Exactly reproduce each line of the listing that follows.

▸ **Stored rows**:
-=-=-=-=-
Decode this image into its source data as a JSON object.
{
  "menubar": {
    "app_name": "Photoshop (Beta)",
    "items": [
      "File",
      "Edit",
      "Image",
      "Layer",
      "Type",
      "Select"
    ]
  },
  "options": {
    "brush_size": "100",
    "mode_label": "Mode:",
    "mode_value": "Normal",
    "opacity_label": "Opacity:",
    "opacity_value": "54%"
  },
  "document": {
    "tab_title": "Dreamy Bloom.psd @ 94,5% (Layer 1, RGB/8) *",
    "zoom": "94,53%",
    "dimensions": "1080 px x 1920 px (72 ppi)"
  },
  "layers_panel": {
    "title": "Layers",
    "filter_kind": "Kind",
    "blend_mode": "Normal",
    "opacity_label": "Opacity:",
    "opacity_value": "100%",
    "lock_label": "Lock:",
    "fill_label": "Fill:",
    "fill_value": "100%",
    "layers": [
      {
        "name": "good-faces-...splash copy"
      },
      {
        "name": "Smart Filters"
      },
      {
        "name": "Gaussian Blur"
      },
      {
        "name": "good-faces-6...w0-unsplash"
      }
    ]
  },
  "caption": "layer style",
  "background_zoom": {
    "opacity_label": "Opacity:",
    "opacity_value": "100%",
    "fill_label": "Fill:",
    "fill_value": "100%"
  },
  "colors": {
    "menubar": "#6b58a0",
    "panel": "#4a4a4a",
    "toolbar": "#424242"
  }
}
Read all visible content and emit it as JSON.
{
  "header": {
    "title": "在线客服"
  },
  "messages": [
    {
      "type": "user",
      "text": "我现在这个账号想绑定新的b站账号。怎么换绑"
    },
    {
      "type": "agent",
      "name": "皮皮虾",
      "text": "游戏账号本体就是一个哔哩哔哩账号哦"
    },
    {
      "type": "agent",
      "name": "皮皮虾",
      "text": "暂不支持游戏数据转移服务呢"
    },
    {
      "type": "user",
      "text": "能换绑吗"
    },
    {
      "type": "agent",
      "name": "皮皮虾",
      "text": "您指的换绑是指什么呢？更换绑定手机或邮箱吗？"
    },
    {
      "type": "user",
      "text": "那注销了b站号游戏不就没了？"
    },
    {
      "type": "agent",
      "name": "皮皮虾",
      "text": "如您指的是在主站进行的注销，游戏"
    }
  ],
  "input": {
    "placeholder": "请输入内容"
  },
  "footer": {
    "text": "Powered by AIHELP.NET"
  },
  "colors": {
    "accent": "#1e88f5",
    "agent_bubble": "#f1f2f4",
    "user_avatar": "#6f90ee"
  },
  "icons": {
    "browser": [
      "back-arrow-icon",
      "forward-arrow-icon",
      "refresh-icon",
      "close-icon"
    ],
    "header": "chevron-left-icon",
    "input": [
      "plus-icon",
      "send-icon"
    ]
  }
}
-=-=-=-=-
▸ **Output of the task**:
Decode this image into its source data as a JSON object.
{
  "menubar": {
    "app_name": "Photoshop (Beta)",
    "items": [
      "File",
      "Edit",
      "Image",
      "Layer",
      "Type",
      "Select"
    ]
  },
  "options": {
    "brush_size": "100",
    "mode_label": "Mode:",
    "mode_value": "Normal",
    "opacity_label": "Opacity:",
    "opacity_value": "54%"
  },
  "document": {
    "tab_title": "Dreamy Bloom.psd @ 94,5% (Layer 1, RGB/8) *",
    "zoom": "94,53%",
    "dimensions": "1080 px x 1920 px (72 ppi)"
  },
  "layers_panel": {
    "title": "Layers",
    "filter_kind": "Kind",
    "blend_mode": "Normal",
    "opacity_label": "Opacity:",
    "opacity_value": "100%",
    "lock_label": "Lock:",
    "fill_label": "Fill:",
    "fill_value": "100%",
    "layers": [
      {
        "name": "good-faces-...splash copy"
      },
      {
        "name": "Smart Filters"
      },
      {
        "name": "Gaussian Blur"
      },
      {
        "name": "good-faces-6...w0-unsplash"
      }
    ]
  },
  "caption": "layer style",
  "background_zoom": {
    "opacity_label": "Opacity:",
    "opacity_value": "100%",
    "fill_label": "Fill:",
    "fill_value": "100%"
  },
  "colors": {
    "menubar": "#6b58a0",
    "panel": "#4a4a4a",
    "toolbar": "#424242"
  }
}
Read all visible content and emit it as JSON.
{
  "header": {
    "title": "在线客服"
  },
  "messages": [
    {
      "type": "user",
      "text": "我现在这个账号想绑定新的b站账号。怎么换绑"
    },
    {
      "type": "agent",
      "name": "皮皮虾",
      "text": "游戏账号本体就是一个哔哩哔哩账号哦"
    },
    {
      "type": "agent",
      "name": "皮皮虾",
      "text": "暂不支持游戏数据转移服务呢"
    },
    {
      "type": "user",
      "text": "能换绑吗"
    },
    {
      "type": "agent",
      "name": "皮皮虾",
      "text": "您指的换绑是指什么呢？更换绑定手机或邮箱吗？"
    },
    {
      "type": "user",
      "text": "那注销了b站号游戏不就没了？"
    },
    {
      "type": "agent",
      "name": "皮皮虾",
      "text": "如您指的是在主站进行的注销，游戏"
    }
  ],
  "input": {
    "placeholder": "请输入内容"
  },
  "footer": {
    "text": "Powered by AIHELP.NET"
  },
  "colors": {
    "accent": "#1e88f5",
    "agent_bubble": "#f1f2f4",
    "user_avatar": "#6f90ee"
  },
  "icons": {
    "browser": [
      "back-arrow-icon",
      "forward-arrow-icon",
      "refresh-icon",
      "close-icon"
    ],
    "header": "chevron-left-icon",
    "input": [
      "plus-icon",
      "send-icon"
    ]
  }
}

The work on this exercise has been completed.